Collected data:

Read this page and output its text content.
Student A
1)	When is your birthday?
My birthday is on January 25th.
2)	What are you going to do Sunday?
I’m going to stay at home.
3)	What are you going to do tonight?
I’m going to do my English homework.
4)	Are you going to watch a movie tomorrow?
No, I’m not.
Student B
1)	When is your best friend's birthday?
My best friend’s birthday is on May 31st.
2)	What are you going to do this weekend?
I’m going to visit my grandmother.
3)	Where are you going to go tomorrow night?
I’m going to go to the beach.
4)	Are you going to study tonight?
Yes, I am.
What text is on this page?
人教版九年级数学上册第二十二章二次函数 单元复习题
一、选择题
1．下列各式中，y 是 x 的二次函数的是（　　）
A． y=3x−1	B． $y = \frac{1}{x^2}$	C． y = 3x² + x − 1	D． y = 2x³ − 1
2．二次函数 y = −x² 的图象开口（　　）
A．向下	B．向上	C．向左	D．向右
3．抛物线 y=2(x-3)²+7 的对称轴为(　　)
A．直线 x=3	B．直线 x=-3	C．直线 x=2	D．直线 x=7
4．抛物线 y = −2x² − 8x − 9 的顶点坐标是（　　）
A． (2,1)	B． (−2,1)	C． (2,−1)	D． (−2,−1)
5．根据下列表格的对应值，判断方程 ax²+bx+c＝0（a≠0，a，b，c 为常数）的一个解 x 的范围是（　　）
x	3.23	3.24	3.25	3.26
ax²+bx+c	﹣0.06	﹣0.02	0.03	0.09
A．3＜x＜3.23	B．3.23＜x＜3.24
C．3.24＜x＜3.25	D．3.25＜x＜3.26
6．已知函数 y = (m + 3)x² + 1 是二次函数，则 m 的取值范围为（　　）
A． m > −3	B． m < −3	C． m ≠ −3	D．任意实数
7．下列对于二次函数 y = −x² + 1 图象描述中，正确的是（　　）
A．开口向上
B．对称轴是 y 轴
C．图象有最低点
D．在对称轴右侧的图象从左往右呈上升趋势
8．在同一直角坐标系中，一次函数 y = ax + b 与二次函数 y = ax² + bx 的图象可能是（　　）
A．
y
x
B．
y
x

Description of the task: Copy out the whole listing exactly as written.

Output of the exercise:
Read this page and output its text content.
Student A
1)	When is your birthday?
My birthday is on January 25th.
2)	What are you going to do Sunday?
I’m going to stay at home.
3)	What are you going to do tonight?
I’m going to do my English homework.
4)	Are you going to watch a movie tomorrow?
No, I’m not.
Student B
1)	When is your best friend's birthday?
My best friend’s birthday is on May 31st.
2)	What are you going to do this weekend?
I’m going to visit my grandmother.
3)	Where are you going to go tomorrow night?
I’m going to go to the beach.
4)	Are you going to study tonight?
Yes, I am.
What text is on this page?
人教版九年级数学上册第二十二章二次函数 单元复习题
一、选择题
1．下列各式中，y 是 x 的二次函数的是（　　）
A． y=3x−1	B． $y = \frac{1}{x^2}$	C． y = 3x² + x − 1	D． y = 2x³ − 1
2．二次函数 y = −x² 的图象开口（　　）
A．向下	B．向上	C．向左	D．向右
3．抛物线 y=2(x-3)²+7 的对称轴为(　　)
A．直线 x=3	B．直线 x=-3	C．直线 x=2	D．直线 x=7
4．抛物线 y = −2x² − 8x − 9 的顶点坐标是（　　）
A． (2,1)	B． (−2,1)	C． (2,−1)	D． (−2,−1)
5．根据下列表格的对应值，判断方程 ax²+bx+c＝0（a≠0，a，b，c 为常数）的一个解 x 的范围是（　　）
x	3.23	3.24	3.25	3.26
ax²+bx+c	﹣0.06	﹣0.02	0.03	0.09
A．3＜x＜3.23	B．3.23＜x＜3.24
C．3.24＜x＜3.25	D．3.25＜x＜3.26
6．已知函数 y = (m + 3)x² + 1 是二次函数，则 m 的取值范围为（　　）
A． m > −3	B． m < −3	C． m ≠ −3	D．任意实数
7．下列对于二次函数 y = −x² + 1 图象描述中，正确的是（　　）
A．开口向上
B．对称轴是 y 轴
C．图象有最低点
D．在对称轴右侧的图象从左往右呈上升趋势
8．在同一直角坐标系中，一次函数 y = ax + b 与二次函数 y = ax² + bx 的图象可能是（　　）
A．
y
x
B．
y
x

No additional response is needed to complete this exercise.